◆ WHAT THE TASK REQUIRES:
Carry none of the pictures over; set down the material below exactly.

◆ INPUT MATERIAL:
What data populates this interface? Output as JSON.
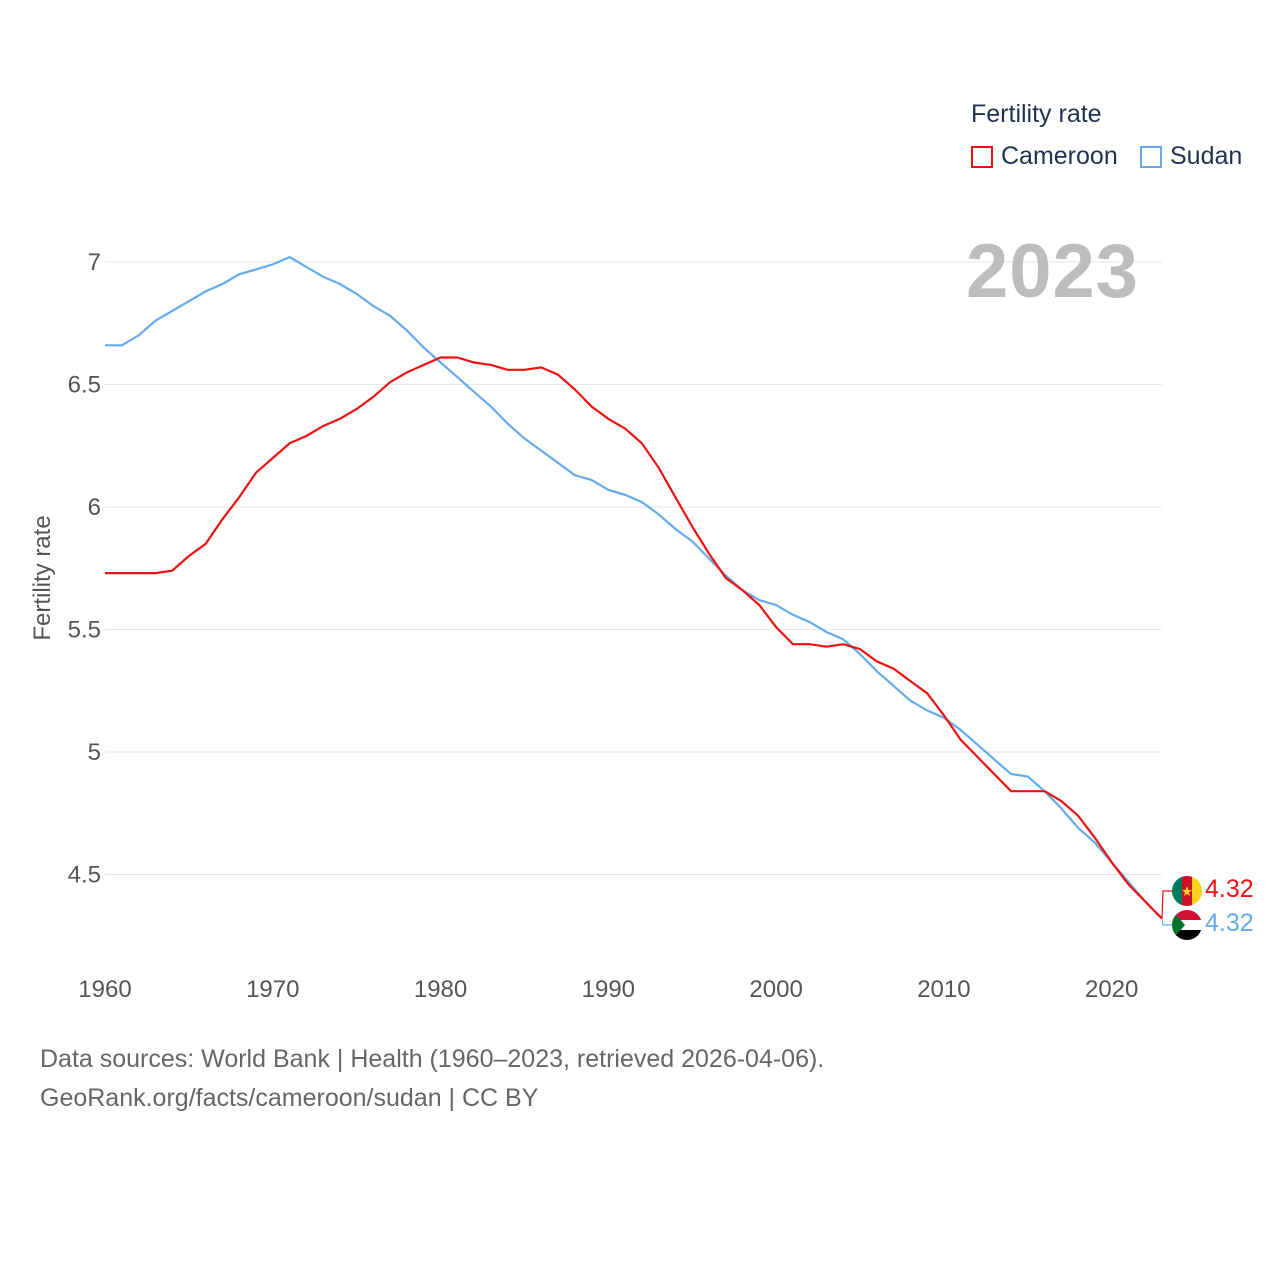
{
  "legend": {
    "title": "Fertility rate",
    "series": [
      {
        "name": "Cameroon",
        "color": "#ee1111"
      },
      {
        "name": "Sudan",
        "color": "#66aaee"
      }
    ]
  },
  "current_year": "2023",
  "footer": {
    "line1": "Data sources: World Bank | Health (1960–2023, retrieved 2026-04-06).",
    "line2": "GeoRank.org/facts/cameroon/sudan | CC BY"
  },
  "end_labels": {
    "cameroon": "4.32",
    "sudan": "4.32"
  },
  "chart_data": {
    "type": "line",
    "title": "",
    "xlabel": "",
    "ylabel": "Fertility rate",
    "xlim": [
      1960,
      2023
    ],
    "ylim": [
      4.2,
      7.2
    ],
    "x_ticks": [
      "1960",
      "1970",
      "1980",
      "1990",
      "2000",
      "2010",
      "2020"
    ],
    "y_ticks": [
      "4.5",
      "5",
      "5.5",
      "6",
      "6.5",
      "7"
    ],
    "grid": true,
    "x": [
      1960,
      1961,
      1962,
      1963,
      1964,
      1965,
      1966,
      1967,
      1968,
      1969,
      1970,
      1971,
      1972,
      1973,
      1974,
      1975,
      1976,
      1977,
      1978,
      1979,
      1980,
      1981,
      1982,
      1983,
      1984,
      1985,
      1986,
      1987,
      1988,
      1989,
      1990,
      1991,
      1992,
      1993,
      1994,
      1995,
      1996,
      1997,
      1998,
      1999,
      2000,
      2001,
      2002,
      2003,
      2004,
      2005,
      2006,
      2007,
      2008,
      2009,
      2010,
      2011,
      2012,
      2013,
      2014,
      2015,
      2016,
      2017,
      2018,
      2019,
      2020,
      2021,
      2022,
      2023
    ],
    "series": [
      {
        "name": "Cameroon",
        "color": "#ee1111",
        "values": [
          5.73,
          5.73,
          5.73,
          5.73,
          5.74,
          5.8,
          5.85,
          5.95,
          6.04,
          6.14,
          6.2,
          6.26,
          6.29,
          6.33,
          6.36,
          6.4,
          6.45,
          6.51,
          6.55,
          6.58,
          6.61,
          6.61,
          6.59,
          6.58,
          6.56,
          6.56,
          6.57,
          6.54,
          6.48,
          6.41,
          6.36,
          6.32,
          6.26,
          6.16,
          6.04,
          5.92,
          5.81,
          5.71,
          5.66,
          5.6,
          5.51,
          5.44,
          5.44,
          5.43,
          5.44,
          5.42,
          5.37,
          5.34,
          5.29,
          5.24,
          5.15,
          5.05,
          4.98,
          4.91,
          4.84,
          4.84,
          4.84,
          4.8,
          4.74,
          4.65,
          4.55,
          4.46,
          4.39,
          4.32
        ]
      },
      {
        "name": "Sudan",
        "color": "#66aaee",
        "values": [
          6.66,
          6.66,
          6.7,
          6.76,
          6.8,
          6.84,
          6.88,
          6.91,
          6.95,
          6.97,
          6.99,
          7.02,
          6.98,
          6.94,
          6.91,
          6.87,
          6.82,
          6.78,
          6.72,
          6.65,
          6.59,
          6.53,
          6.47,
          6.41,
          6.34,
          6.28,
          6.23,
          6.18,
          6.13,
          6.11,
          6.07,
          6.05,
          6.02,
          5.97,
          5.91,
          5.86,
          5.79,
          5.72,
          5.66,
          5.62,
          5.6,
          5.56,
          5.53,
          5.49,
          5.46,
          5.4,
          5.33,
          5.27,
          5.21,
          5.17,
          5.14,
          5.09,
          5.03,
          4.97,
          4.91,
          4.9,
          4.84,
          4.77,
          4.69,
          4.63,
          4.55,
          4.47,
          4.39,
          4.32
        ]
      }
    ]
  }
}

◆ THE ANSWER:
What data populates this interface? Output as JSON.
{
  "legend": {
    "title": "Fertility rate",
    "series": [
      {
        "name": "Cameroon",
        "color": "#ee1111"
      },
      {
        "name": "Sudan",
        "color": "#66aaee"
      }
    ]
  },
  "current_year": "2023",
  "footer": {
    "line1": "Data sources: World Bank | Health (1960–2023, retrieved 2026-04-06).",
    "line2": "GeoRank.org/facts/cameroon/sudan | CC BY"
  },
  "end_labels": {
    "cameroon": "4.32",
    "sudan": "4.32"
  },
  "chart_data": {
    "type": "line",
    "title": "",
    "xlabel": "",
    "ylabel": "Fertility rate",
    "xlim": [
      1960,
      2023
    ],
    "ylim": [
      4.2,
      7.2
    ],
    "x_ticks": [
      "1960",
      "1970",
      "1980",
      "1990",
      "2000",
      "2010",
      "2020"
    ],
    "y_ticks": [
      "4.5",
      "5",
      "5.5",
      "6",
      "6.5",
      "7"
    ],
    "grid": true,
    "x": [
      1960,
      1961,
      1962,
      1963,
      1964,
      1965,
      1966,
      1967,
      1968,
      1969,
      1970,
      1971,
      1972,
      1973,
      1974,
      1975,
      1976,
      1977,
      1978,
      1979,
      1980,
      1981,
      1982,
      1983,
      1984,
      1985,
      1986,
      1987,
      1988,
      1989,
      1990,
      1991,
      1992,
      1993,
      1994,
      1995,
      1996,
      1997,
      1998,
      1999,
      2000,
      2001,
      2002,
      2003,
      2004,
      2005,
      2006,
      2007,
      2008,
      2009,
      2010,
      2011,
      2012,
      2013,
      2014,
      2015,
      2016,
      2017,
      2018,
      2019,
      2020,
      2021,
      2022,
      2023
    ],
    "series": [
      {
        "name": "Cameroon",
        "color": "#ee1111",
        "values": [
          5.73,
          5.73,
          5.73,
          5.73,
          5.74,
          5.8,
          5.85,
          5.95,
          6.04,
          6.14,
          6.2,
          6.26,
          6.29,
          6.33,
          6.36,
          6.4,
          6.45,
          6.51,
          6.55,
          6.58,
          6.61,
          6.61,
          6.59,
          6.58,
          6.56,
          6.56,
          6.57,
          6.54,
          6.48,
          6.41,
          6.36,
          6.32,
          6.26,
          6.16,
          6.04,
          5.92,
          5.81,
          5.71,
          5.66,
          5.6,
          5.51,
          5.44,
          5.44,
          5.43,
          5.44,
          5.42,
          5.37,
          5.34,
          5.29,
          5.24,
          5.15,
          5.05,
          4.98,
          4.91,
          4.84,
          4.84,
          4.84,
          4.8,
          4.74,
          4.65,
          4.55,
          4.46,
          4.39,
          4.32
        ]
      },
      {
        "name": "Sudan",
        "color": "#66aaee",
        "values": [
          6.66,
          6.66,
          6.7,
          6.76,
          6.8,
          6.84,
          6.88,
          6.91,
          6.95,
          6.97,
          6.99,
          7.02,
          6.98,
          6.94,
          6.91,
          6.87,
          6.82,
          6.78,
          6.72,
          6.65,
          6.59,
          6.53,
          6.47,
          6.41,
          6.34,
          6.28,
          6.23,
          6.18,
          6.13,
          6.11,
          6.07,
          6.05,
          6.02,
          5.97,
          5.91,
          5.86,
          5.79,
          5.72,
          5.66,
          5.62,
          5.6,
          5.56,
          5.53,
          5.49,
          5.46,
          5.4,
          5.33,
          5.27,
          5.21,
          5.17,
          5.14,
          5.09,
          5.03,
          4.97,
          4.91,
          4.9,
          4.84,
          4.77,
          4.69,
          4.63,
          4.55,
          4.47,
          4.39,
          4.32
        ]
      }
    ]
  }
}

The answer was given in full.